# [Stated exercise]
Identify the lines containing the word "text". Copy each one.

#### Input data ####

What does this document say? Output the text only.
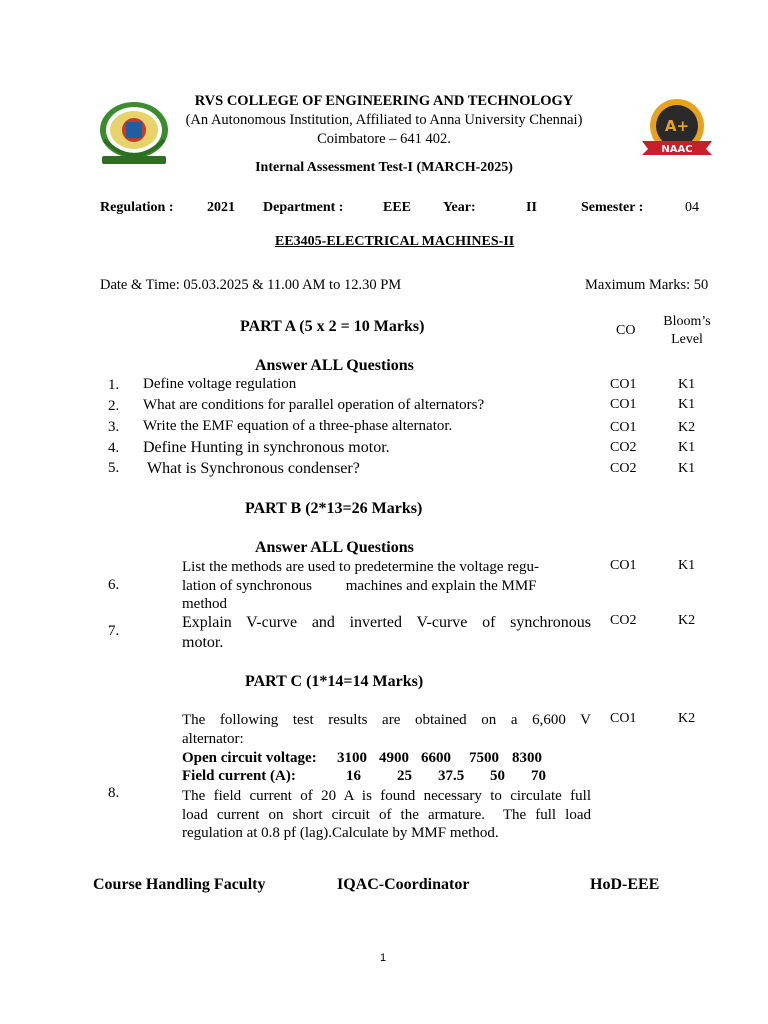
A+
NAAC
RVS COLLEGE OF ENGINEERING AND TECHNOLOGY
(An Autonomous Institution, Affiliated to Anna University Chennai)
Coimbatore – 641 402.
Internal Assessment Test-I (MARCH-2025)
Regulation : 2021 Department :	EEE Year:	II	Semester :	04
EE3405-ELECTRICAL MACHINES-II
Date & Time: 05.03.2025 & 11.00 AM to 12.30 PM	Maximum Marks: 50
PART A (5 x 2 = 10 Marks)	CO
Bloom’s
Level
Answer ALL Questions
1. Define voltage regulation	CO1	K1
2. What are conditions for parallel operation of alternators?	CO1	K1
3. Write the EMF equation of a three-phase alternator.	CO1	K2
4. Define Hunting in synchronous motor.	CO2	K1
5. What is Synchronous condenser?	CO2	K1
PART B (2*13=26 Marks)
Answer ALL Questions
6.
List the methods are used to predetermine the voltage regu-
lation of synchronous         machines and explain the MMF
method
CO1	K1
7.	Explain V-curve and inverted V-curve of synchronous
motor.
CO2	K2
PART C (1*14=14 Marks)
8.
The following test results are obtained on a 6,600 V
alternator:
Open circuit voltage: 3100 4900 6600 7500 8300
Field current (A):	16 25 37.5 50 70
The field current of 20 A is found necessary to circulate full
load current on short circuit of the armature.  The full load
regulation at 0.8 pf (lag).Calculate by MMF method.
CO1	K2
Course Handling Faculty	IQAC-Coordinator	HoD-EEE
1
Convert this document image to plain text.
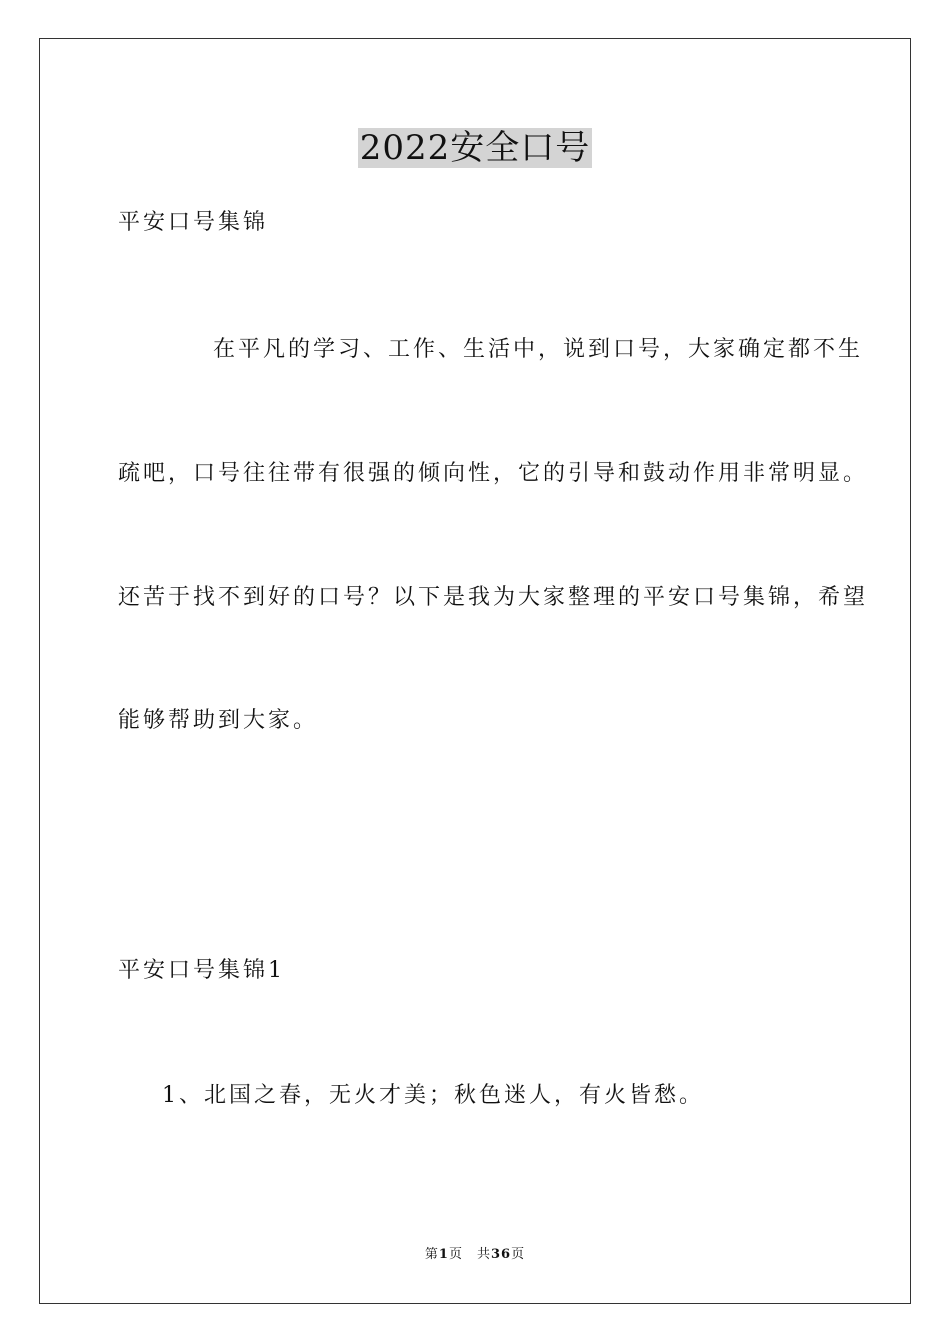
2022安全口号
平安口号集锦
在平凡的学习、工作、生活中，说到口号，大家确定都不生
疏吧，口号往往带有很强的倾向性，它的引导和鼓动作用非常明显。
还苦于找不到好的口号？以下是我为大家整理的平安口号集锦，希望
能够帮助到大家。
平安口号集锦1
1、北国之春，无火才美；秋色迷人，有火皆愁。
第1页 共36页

####

# [Final answer]
What does this document say? Output the text only.
Convert this document image to plain text.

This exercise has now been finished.